>> start

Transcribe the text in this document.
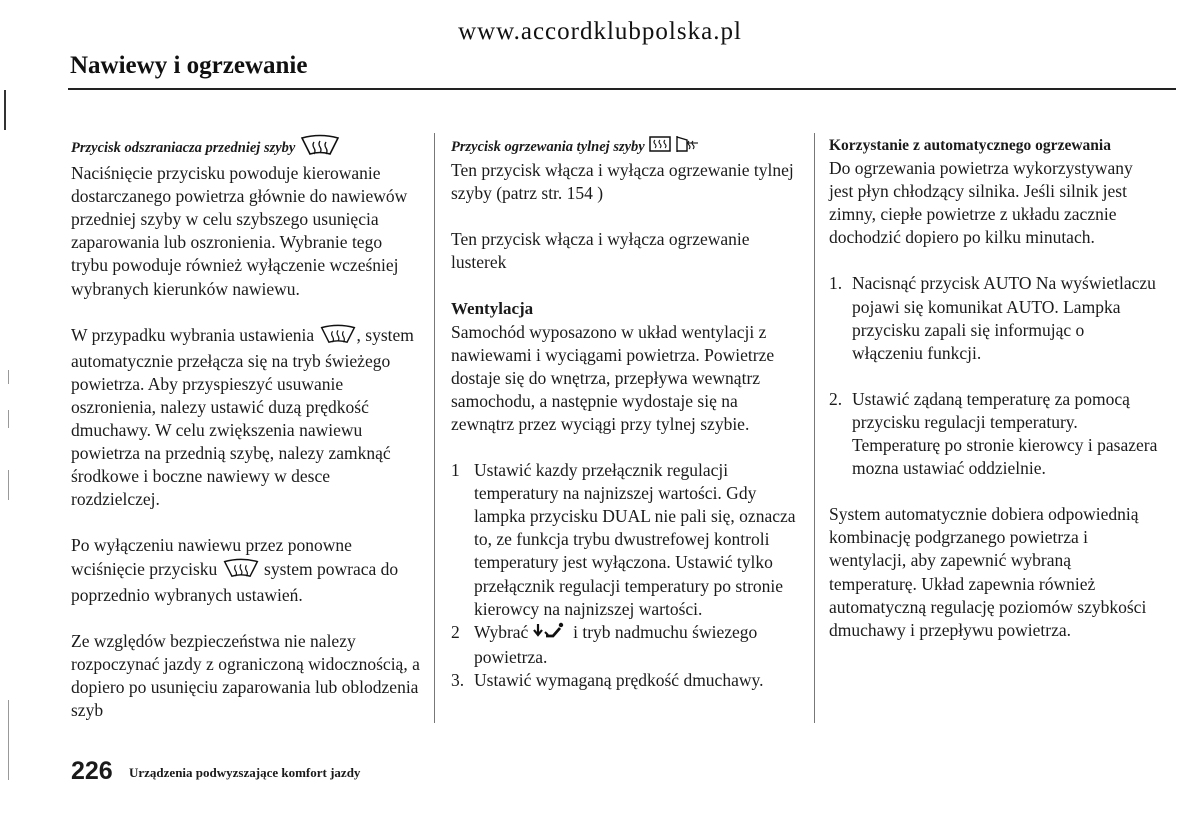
www.accordklubpolska.pl
Nawiewy i ogrzewanie
Przycisk odszraniacza przedniej szyby

Naciśnięcie przycisku powoduje kierowanie dostarczanego powietrza głównie do nawiewów przedniej szyby w celu szybszego usunięcia zaparowania lub oszronienia. Wybranie tego trybu powoduje również wyłączenie wcześniej wybranych kierunków nawiewu.

W przypadku wybrania ustawienia , system automatycznie przełącza się na tryb świeżego powietrza. Aby przyspieszyć usuwanie oszronienia, nalezy ustawić duzą prędkość dmuchawy. W celu zwiększenia nawiewu powietrza na przednią szybę, nalezy zamknąć środkowe i boczne nawiewy w desce rozdzielczej.

Po wyłączeniu nawiewu przez ponowne wciśnięcie przycisku	system powraca do poprzednio wybranych ustawień.

Ze względów bezpieczeństwa nie nalezy rozpoczynać jazdy z ograniczoną widocznością, a dopiero po usunięciu zaparowania lub oblodzenia szyb

Przycisk ogrzewania tylnej szyby

Ten przycisk włącza i wyłącza ogrzewanie tylnej szyby (patrz str. 154 )

Ten przycisk włącza i wyłącza ogrzewanie lusterek

Wentylacja

Samochód wyposazono w układ wentylacji z nawiewami i wyciągami powietrza. Powietrze dostaje się do wnętrza, przepływa wewnątrz samochodu, a następnie wydostaje się na zewnątrz przez wyciągi przy tylnej szybie.

1 Ustawić kazdy przełącznik regulacji temperatury na najnizszej wartości. Gdy lampka przycisku DUAL nie pali się, oznacza to, ze funkcja trybu dwustrefowej kontroli temperatury jest wyłączona. Ustawić tylko przełącznik regulacji temperatury po stronie kierowcy na najnizszej wartości.
2 Wybrać	i tryb nadmuchu świezego powietrza.
3. Ustawić wymaganą prędkość dmuchawy.
Korzystanie z automatycznego ogrzewania

Do ogrzewania powietrza wykorzystywany jest płyn chłodzący silnika. Jeśli silnik jest zimny, ciepłe powietrze z układu zacznie dochodzić dopiero po kilku minutach.

1. Nacisnąć przycisk AUTO Na wyświetlaczu pojawi się komunikat AUTO. Lampka przycisku zapali się informując o włączeniu funkcji.
2. Ustawić ządaną temperaturę za pomocą przycisku regulacji temperatury. Temperaturę po stronie kierowcy i pasazera mozna ustawiać oddzielnie.

System automatycznie dobiera odpowiednią kombinację podgrzanego powietrza i wentylacji, aby zapewnić wybraną temperaturę. Układ zapewnia również automatyczną regulację poziomów szybkości dmuchawy i przepływu powietrza.

226 Urządzenia podwyzszające komfort jazdy
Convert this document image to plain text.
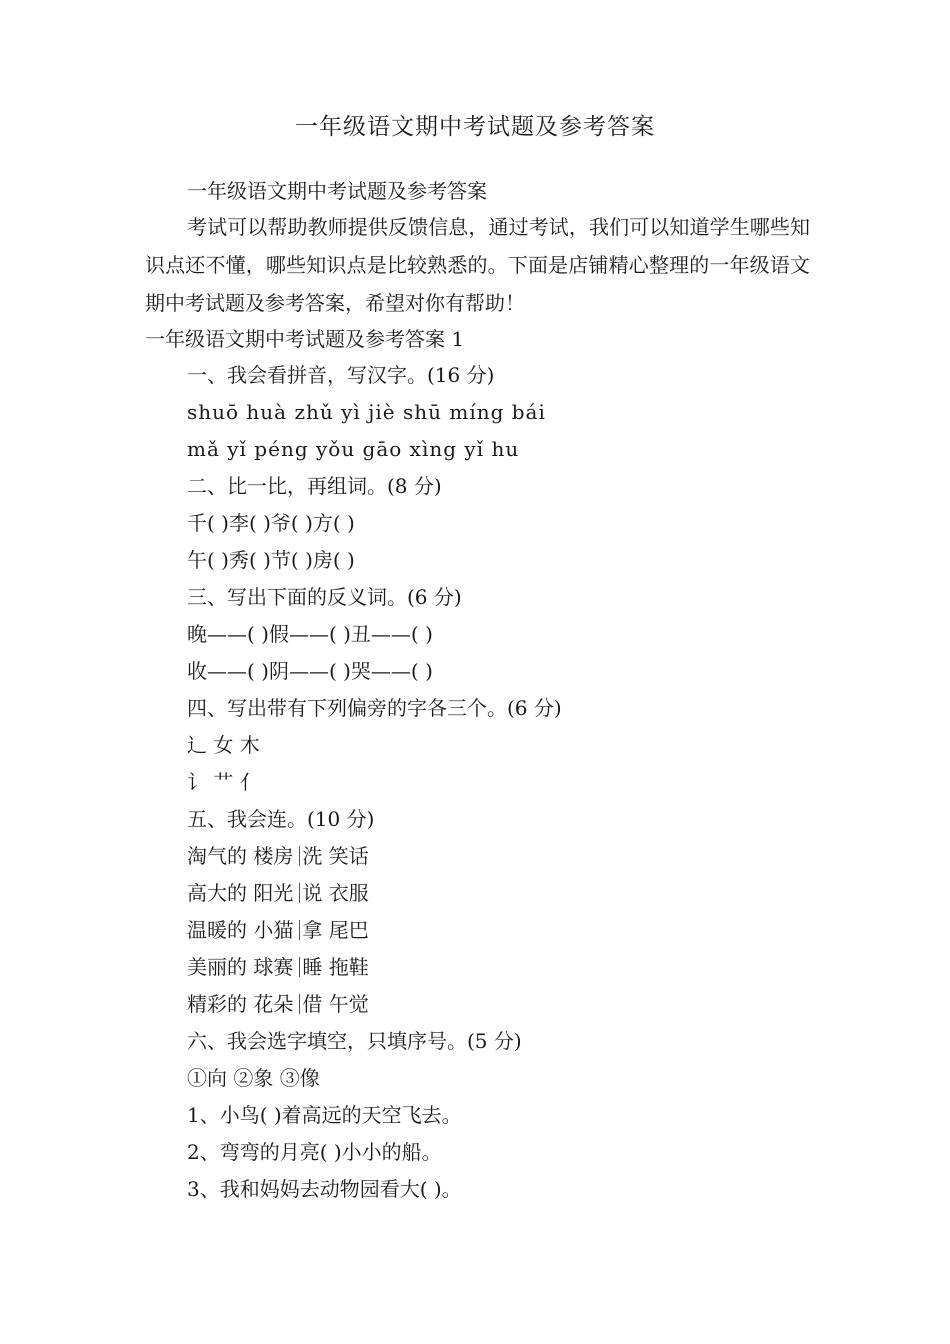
一年级语文期中考试题及参考答案
一年级语文期中考试题及参考答案
考试可以帮助教师提供反馈信息，通过考试，我们可以知道学生哪些知识点还不懂，哪些知识点是比较熟悉的。下面是店铺精心整理的一年级语文期中考试题及参考答案，希望对你有帮助！
一年级语文期中考试题及参考答案 1
一、我会看拼音，写汉字。(16 分)
shuō huà zhǔ yì jiè shū míng bái
mǎ yǐ péng yǒu gāo xìng yǐ hu
二、比一比，再组词。(8 分)
千( )李( )爷( )方( )
午( )秀( )节( )房( )
三、写出下面的反义词。(6 分)
晚——( )假——( )丑——( )
收——( )阴——( )哭——( )
四、写出带有下列偏旁的字各三个。(6 分)
辶 女 木
讠 艹 亻
五、我会连。(10 分)
淘气的 楼房 洗 笑话
高大的 阳光 说 衣服
温暖的 小猫 拿 尾巴
美丽的 球赛 睡 拖鞋
精彩的 花朵 借 午觉
六、我会选字填空，只填序号。(5 分)
①向 ②象 ③像
1、小鸟( )着高远的天空飞去。
2、弯弯的月亮( )小小的船。
3、我和妈妈去动物园看大( )。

>> end

### Short problem
Will you restate every entry word for word and omit the images?

### Exercise result
Transcribe the text in this document.
www.accordklubpolska.pl
Nawiewy i ogrzewanie
Przycisk odszraniacza przedniej szyby

Naciśnięcie przycisku powoduje kierowanie dostarczanego powietrza głównie do nawiewów przedniej szyby w celu szybszego usunięcia zaparowania lub oszronienia. Wybranie tego trybu powoduje również wyłączenie wcześniej wybranych kierunków nawiewu.

W przypadku wybrania ustawienia , system automatycznie przełącza się na tryb świeżego powietrza. Aby przyspieszyć usuwanie oszronienia, nalezy ustawić duzą prędkość dmuchawy. W celu zwiększenia nawiewu powietrza na przednią szybę, nalezy zamknąć środkowe i boczne nawiewy w desce rozdzielczej.

Po wyłączeniu nawiewu przez ponowne wciśnięcie przycisku	system powraca do poprzednio wybranych ustawień.

Ze względów bezpieczeństwa nie nalezy rozpoczynać jazdy z ograniczoną widocznością, a dopiero po usunięciu zaparowania lub oblodzenia szyb

Przycisk ogrzewania tylnej szyby

Ten przycisk włącza i wyłącza ogrzewanie tylnej szyby (patrz str. 154 )

Ten przycisk włącza i wyłącza ogrzewanie lusterek

Wentylacja

Samochód wyposazono w układ wentylacji z nawiewami i wyciągami powietrza. Powietrze dostaje się do wnętrza, przepływa wewnątrz samochodu, a następnie wydostaje się na zewnątrz przez wyciągi przy tylnej szybie.

1 Ustawić kazdy przełącznik regulacji temperatury na najnizszej wartości. Gdy lampka przycisku DUAL nie pali się, oznacza to, ze funkcja trybu dwustrefowej kontroli temperatury jest wyłączona. Ustawić tylko przełącznik regulacji temperatury po stronie kierowcy na najnizszej wartości.
2 Wybrać	i tryb nadmuchu świezego powietrza.
3. Ustawić wymaganą prędkość dmuchawy.
Korzystanie z automatycznego ogrzewania

Do ogrzewania powietrza wykorzystywany jest płyn chłodzący silnika. Jeśli silnik jest zimny, ciepłe powietrze z układu zacznie dochodzić dopiero po kilku minutach.

1. Nacisnąć przycisk AUTO Na wyświetlaczu pojawi się komunikat AUTO. Lampka przycisku zapali się informując o włączeniu funkcji.
2. Ustawić ządaną temperaturę za pomocą przycisku regulacji temperatury. Temperaturę po stronie kierowcy i pasazera mozna ustawiać oddzielnie.

System automatycznie dobiera odpowiednią kombinację podgrzanego powietrza i wentylacji, aby zapewnić wybraną temperaturę. Układ zapewnia również automatyczną regulację poziomów szybkości dmuchawy i przepływu powietrza.

226 Urządzenia podwyzszające komfort jazdy
Convert this document image to plain text.
一年级语文期中考试题及参考答案
一年级语文期中考试题及参考答案
考试可以帮助教师提供反馈信息，通过考试，我们可以知道学生哪些知识点还不懂，哪些知识点是比较熟悉的。下面是店铺精心整理的一年级语文期中考试题及参考答案，希望对你有帮助！
一年级语文期中考试题及参考答案 1
一、我会看拼音，写汉字。(16 分)
shuō huà zhǔ yì jiè shū míng bái
mǎ yǐ péng yǒu gāo xìng yǐ hu
二、比一比，再组词。(8 分)
千( )李( )爷( )方( )
午( )秀( )节( )房( )
三、写出下面的反义词。(6 分)
晚——( )假——( )丑——( )
收——( )阴——( )哭——( )
四、写出带有下列偏旁的字各三个。(6 分)
辶 女 木
讠 艹 亻
五、我会连。(10 分)
淘气的 楼房 洗 笑话
高大的 阳光 说 衣服
温暖的 小猫 拿 尾巴
美丽的 球赛 睡 拖鞋
精彩的 花朵 借 午觉
六、我会选字填空，只填序号。(5 分)
①向 ②象 ③像
1、小鸟( )着高远的天空飞去。
2、弯弯的月亮( )小小的船。
3、我和妈妈去动物园看大( )。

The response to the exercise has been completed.